__Description of the task__.
Output nothing but the number of lines that include the word "name".

__Source data__.
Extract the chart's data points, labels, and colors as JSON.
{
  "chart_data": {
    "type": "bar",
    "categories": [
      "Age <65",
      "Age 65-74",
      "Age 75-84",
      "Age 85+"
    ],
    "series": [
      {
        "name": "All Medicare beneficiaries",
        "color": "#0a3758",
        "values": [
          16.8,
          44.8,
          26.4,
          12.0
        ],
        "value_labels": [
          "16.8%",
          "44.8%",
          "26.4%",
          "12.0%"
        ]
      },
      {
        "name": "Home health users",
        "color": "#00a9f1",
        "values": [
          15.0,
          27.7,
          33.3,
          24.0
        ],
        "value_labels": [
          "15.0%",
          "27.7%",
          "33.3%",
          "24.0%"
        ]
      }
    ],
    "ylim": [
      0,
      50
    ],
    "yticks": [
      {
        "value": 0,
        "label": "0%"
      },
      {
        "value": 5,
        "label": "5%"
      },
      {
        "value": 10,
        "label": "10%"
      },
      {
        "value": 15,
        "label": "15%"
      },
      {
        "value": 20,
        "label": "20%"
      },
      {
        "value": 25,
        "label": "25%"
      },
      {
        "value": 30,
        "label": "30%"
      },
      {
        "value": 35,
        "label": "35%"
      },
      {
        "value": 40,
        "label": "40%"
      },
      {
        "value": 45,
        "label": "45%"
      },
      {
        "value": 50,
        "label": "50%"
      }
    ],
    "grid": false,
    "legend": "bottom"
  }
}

__Exercise output__.
2